Copy out the data below as written; omit any images.

================================

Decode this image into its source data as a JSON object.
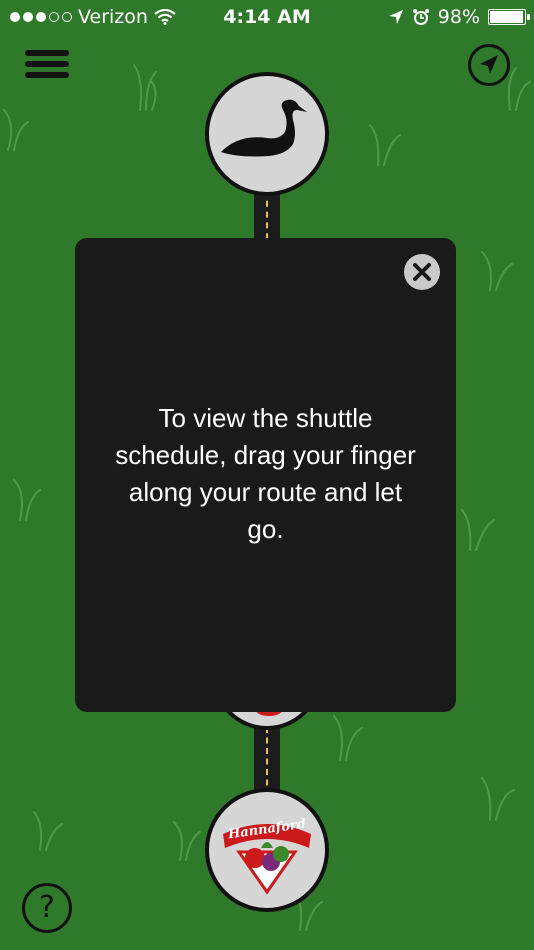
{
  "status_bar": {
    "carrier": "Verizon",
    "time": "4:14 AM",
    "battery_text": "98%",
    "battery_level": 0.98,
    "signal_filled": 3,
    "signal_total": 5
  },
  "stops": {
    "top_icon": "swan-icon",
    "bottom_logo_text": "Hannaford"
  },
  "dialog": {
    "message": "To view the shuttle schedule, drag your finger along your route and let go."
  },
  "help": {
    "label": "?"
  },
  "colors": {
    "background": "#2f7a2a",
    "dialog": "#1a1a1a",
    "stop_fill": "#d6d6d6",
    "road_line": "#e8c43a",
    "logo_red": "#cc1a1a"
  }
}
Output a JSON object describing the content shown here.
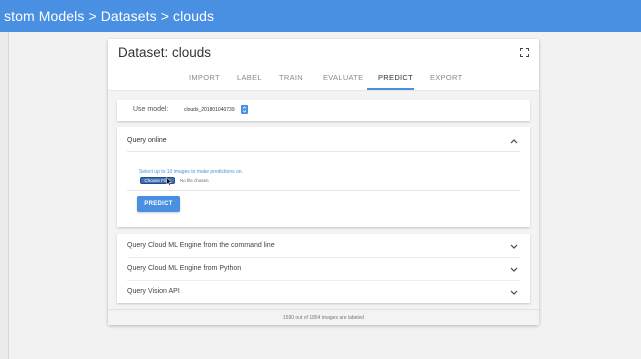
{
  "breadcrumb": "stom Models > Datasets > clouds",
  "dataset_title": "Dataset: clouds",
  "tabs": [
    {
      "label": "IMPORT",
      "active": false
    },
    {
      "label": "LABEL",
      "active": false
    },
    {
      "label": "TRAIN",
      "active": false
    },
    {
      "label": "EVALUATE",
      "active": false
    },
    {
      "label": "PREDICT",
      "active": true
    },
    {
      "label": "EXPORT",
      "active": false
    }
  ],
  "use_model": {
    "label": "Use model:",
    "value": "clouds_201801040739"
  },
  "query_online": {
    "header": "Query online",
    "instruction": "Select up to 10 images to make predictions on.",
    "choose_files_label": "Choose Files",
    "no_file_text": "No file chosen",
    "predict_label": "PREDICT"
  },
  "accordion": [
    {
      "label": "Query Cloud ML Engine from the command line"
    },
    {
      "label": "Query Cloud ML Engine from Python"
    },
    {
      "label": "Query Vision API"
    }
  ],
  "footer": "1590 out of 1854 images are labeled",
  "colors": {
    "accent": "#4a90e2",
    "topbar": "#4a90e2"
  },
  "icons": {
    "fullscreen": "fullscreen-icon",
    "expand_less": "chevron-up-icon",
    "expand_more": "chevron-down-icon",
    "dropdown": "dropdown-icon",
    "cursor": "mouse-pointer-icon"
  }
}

================================

### TASK OUTPUT:
Decode this image into its source data as a JSON object.
{
  "status_bar": {
    "carrier": "Verizon",
    "time": "4:14 AM",
    "battery_text": "98%",
    "battery_level": 0.98,
    "signal_filled": 3,
    "signal_total": 5
  },
  "stops": {
    "top_icon": "swan-icon",
    "bottom_logo_text": "Hannaford"
  },
  "dialog": {
    "message": "To view the shuttle schedule, drag your finger along your route and let go."
  },
  "help": {
    "label": "?"
  },
  "colors": {
    "background": "#2f7a2a",
    "dialog": "#1a1a1a",
    "stop_fill": "#d6d6d6",
    "road_line": "#e8c43a",
    "logo_red": "#cc1a1a"
  }
}
Output a JSON object describing the content shown here.
{
  "breadcrumb": "stom Models > Datasets > clouds",
  "dataset_title": "Dataset: clouds",
  "tabs": [
    {
      "label": "IMPORT",
      "active": false
    },
    {
      "label": "LABEL",
      "active": false
    },
    {
      "label": "TRAIN",
      "active": false
    },
    {
      "label": "EVALUATE",
      "active": false
    },
    {
      "label": "PREDICT",
      "active": true
    },
    {
      "label": "EXPORT",
      "active": false
    }
  ],
  "use_model": {
    "label": "Use model:",
    "value": "clouds_201801040739"
  },
  "query_online": {
    "header": "Query online",
    "instruction": "Select up to 10 images to make predictions on.",
    "choose_files_label": "Choose Files",
    "no_file_text": "No file chosen",
    "predict_label": "PREDICT"
  },
  "accordion": [
    {
      "label": "Query Cloud ML Engine from the command line"
    },
    {
      "label": "Query Cloud ML Engine from Python"
    },
    {
      "label": "Query Vision API"
    }
  ],
  "footer": "1590 out of 1854 images are labeled",
  "colors": {
    "accent": "#4a90e2",
    "topbar": "#4a90e2"
  },
  "icons": {
    "fullscreen": "fullscreen-icon",
    "expand_less": "chevron-up-icon",
    "expand_more": "chevron-down-icon",
    "dropdown": "dropdown-icon",
    "cursor": "mouse-pointer-icon"
  }
}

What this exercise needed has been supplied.